> [Record set]:
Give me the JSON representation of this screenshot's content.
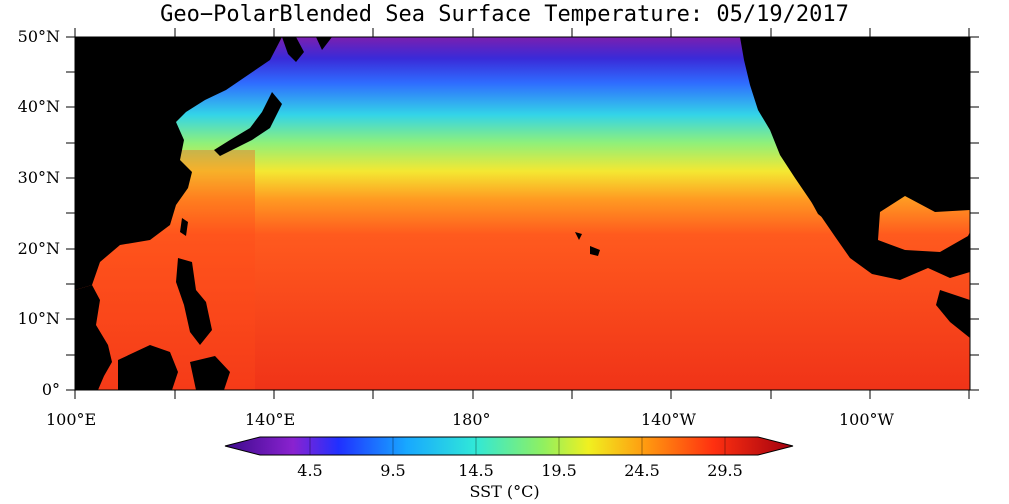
{
  "title": "Geo−PolarBlended Sea Surface Temperature: 05/19/2017",
  "lat_labels": [
    "50°N",
    "40°N",
    "30°N",
    "20°N",
    "10°N",
    "0°"
  ],
  "lon_labels": [
    "100°E",
    "140°E",
    "180°",
    "140°W",
    "100°W"
  ],
  "colorbar": {
    "ticks": [
      "4.5",
      "9.5",
      "14.5",
      "19.5",
      "24.5",
      "29.5"
    ],
    "title": "SST (°C)"
  },
  "colors": {
    "land": "#000000",
    "cold": "#5a0d9e",
    "cool": "#1e5cff",
    "mild": "#3ff0d6",
    "warm": "#f2f230",
    "hot": "#ff3a1e",
    "hottest": "#8a0000"
  }
}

> [Aim of the task]: Where a line contains "title", copy that line.

> [Result]:
  "title": "Geo−PolarBlended Sea Surface Temperature: 05/19/2017",
    "title": "SST (°C)"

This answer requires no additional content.